### Problem to work on
From the listing below, pick out each line with the word "activity".

(Stored items from a collection)
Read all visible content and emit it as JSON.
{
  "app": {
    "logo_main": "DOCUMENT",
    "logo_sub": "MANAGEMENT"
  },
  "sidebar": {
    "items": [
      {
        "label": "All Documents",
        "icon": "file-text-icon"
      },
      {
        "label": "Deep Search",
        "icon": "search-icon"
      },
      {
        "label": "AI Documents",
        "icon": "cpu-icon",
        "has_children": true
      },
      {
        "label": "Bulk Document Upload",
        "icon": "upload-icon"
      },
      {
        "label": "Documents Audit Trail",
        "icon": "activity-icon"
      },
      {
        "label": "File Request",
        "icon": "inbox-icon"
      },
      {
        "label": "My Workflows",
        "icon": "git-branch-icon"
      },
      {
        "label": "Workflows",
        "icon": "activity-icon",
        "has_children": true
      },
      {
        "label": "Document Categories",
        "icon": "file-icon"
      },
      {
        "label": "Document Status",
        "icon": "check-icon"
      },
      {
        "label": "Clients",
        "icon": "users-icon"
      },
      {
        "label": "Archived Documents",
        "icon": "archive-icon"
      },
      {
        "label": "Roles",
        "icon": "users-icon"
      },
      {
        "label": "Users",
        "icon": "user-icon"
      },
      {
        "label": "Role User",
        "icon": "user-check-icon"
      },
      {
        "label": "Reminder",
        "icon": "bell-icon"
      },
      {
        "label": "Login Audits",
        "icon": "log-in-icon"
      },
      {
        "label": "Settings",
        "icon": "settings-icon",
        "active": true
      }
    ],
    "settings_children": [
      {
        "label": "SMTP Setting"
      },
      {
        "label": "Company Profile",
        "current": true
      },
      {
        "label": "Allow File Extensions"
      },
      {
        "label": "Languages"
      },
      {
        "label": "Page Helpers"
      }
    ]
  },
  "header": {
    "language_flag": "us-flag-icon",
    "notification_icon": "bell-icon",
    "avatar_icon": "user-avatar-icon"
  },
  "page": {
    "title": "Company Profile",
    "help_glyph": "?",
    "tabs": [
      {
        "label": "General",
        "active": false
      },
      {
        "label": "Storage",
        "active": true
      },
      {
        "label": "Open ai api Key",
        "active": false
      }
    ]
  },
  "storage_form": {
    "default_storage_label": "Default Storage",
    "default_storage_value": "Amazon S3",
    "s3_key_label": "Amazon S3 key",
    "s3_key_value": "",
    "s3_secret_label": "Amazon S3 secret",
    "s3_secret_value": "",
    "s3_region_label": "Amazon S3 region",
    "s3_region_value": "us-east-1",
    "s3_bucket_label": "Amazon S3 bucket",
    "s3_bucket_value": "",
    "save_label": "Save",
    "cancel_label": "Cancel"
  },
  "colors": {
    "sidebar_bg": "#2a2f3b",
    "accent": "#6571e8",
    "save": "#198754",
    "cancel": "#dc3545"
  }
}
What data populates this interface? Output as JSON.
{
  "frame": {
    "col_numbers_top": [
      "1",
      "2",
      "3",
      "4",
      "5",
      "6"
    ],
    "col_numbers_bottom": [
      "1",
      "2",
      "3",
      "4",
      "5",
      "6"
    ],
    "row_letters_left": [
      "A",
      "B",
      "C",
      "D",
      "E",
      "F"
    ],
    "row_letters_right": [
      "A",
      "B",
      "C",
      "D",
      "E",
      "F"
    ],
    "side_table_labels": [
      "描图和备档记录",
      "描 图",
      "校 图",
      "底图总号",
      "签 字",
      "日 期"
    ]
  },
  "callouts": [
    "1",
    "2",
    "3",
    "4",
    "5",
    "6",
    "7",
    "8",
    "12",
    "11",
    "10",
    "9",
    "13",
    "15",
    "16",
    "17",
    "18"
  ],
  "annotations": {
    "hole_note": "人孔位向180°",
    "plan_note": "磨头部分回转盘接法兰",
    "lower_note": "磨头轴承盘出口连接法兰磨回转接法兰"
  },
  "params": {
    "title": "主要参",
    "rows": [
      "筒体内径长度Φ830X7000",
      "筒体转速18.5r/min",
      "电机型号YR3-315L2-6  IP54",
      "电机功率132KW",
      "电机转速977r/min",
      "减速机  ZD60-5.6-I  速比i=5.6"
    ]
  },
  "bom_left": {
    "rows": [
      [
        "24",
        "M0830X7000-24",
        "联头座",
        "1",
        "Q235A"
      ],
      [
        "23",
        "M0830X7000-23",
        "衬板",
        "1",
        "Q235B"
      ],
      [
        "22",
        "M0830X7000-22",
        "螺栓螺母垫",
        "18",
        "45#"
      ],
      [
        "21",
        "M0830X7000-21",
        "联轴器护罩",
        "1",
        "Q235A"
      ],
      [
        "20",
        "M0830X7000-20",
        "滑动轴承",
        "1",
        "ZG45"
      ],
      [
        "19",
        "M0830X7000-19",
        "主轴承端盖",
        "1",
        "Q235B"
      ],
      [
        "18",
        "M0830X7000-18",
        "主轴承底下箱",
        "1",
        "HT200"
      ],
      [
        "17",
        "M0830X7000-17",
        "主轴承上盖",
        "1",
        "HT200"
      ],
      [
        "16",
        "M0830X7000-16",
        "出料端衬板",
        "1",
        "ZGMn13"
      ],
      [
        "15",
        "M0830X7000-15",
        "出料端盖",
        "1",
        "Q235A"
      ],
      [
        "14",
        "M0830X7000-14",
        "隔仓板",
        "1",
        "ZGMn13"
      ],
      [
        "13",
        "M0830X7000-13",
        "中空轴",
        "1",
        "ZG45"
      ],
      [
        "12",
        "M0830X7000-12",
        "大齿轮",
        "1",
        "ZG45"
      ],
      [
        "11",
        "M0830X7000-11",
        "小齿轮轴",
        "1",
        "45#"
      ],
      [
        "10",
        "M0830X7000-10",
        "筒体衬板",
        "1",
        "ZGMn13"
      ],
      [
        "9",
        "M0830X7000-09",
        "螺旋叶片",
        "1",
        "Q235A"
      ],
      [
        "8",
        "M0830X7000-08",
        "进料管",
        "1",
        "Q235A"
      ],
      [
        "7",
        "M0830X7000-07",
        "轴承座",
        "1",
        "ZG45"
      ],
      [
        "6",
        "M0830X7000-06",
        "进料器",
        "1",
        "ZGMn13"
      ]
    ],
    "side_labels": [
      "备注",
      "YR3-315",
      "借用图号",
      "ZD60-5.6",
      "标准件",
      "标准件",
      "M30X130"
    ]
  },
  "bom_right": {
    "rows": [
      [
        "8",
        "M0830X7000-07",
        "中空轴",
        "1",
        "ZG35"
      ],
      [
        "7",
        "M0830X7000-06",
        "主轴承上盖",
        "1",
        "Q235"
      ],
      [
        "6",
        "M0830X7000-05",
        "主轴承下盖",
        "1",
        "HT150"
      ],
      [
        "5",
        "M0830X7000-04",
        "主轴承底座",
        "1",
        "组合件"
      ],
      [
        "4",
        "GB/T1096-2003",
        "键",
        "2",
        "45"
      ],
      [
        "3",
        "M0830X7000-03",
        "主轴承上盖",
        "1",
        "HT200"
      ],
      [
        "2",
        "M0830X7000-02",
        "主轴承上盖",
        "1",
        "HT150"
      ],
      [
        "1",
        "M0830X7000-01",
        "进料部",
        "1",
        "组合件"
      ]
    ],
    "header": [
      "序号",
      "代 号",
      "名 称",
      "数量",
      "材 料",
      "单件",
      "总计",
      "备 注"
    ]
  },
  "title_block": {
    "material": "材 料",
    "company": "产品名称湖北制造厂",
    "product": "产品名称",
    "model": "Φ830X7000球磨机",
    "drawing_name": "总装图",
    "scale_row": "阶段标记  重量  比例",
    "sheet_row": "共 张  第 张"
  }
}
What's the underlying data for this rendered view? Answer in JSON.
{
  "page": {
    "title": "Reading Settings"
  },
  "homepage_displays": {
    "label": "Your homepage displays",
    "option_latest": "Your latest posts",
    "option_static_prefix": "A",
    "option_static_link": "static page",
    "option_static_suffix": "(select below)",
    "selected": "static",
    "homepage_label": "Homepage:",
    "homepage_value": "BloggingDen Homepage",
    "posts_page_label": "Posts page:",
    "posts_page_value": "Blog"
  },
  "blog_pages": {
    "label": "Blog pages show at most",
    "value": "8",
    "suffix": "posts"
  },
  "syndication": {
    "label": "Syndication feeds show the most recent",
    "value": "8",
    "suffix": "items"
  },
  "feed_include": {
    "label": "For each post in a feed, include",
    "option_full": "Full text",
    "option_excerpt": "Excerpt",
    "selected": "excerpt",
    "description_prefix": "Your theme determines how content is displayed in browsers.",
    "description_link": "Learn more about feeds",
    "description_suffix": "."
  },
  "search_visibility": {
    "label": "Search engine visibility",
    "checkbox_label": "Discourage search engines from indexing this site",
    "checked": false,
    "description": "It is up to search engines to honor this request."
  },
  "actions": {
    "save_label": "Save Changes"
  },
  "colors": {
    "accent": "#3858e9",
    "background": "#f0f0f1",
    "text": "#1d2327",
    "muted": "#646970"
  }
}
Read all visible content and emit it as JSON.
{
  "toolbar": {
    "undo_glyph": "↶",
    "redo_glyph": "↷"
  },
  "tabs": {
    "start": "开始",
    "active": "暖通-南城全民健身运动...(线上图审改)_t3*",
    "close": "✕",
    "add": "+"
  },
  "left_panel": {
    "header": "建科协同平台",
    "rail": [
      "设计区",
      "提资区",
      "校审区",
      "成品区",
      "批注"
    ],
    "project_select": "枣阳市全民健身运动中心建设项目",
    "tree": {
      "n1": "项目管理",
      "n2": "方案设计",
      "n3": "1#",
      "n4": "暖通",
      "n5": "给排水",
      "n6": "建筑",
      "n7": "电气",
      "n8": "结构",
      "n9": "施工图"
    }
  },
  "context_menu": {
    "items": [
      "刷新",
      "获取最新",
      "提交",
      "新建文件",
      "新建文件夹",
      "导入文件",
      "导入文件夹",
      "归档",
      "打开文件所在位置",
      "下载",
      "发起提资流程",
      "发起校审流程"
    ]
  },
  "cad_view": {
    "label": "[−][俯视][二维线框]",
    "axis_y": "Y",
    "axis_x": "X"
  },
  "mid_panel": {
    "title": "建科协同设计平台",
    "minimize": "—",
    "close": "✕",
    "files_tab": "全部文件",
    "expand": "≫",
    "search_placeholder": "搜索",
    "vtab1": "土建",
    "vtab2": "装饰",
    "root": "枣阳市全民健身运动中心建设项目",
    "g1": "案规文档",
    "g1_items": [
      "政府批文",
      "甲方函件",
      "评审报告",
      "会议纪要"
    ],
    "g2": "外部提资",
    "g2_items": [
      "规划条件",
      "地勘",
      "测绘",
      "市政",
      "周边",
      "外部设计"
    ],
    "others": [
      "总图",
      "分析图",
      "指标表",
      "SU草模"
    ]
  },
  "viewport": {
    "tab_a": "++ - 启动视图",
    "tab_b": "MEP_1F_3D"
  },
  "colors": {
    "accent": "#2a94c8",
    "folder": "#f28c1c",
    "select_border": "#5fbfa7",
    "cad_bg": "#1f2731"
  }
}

### Response
        "icon": "activity-icon"
        "icon": "activity-icon",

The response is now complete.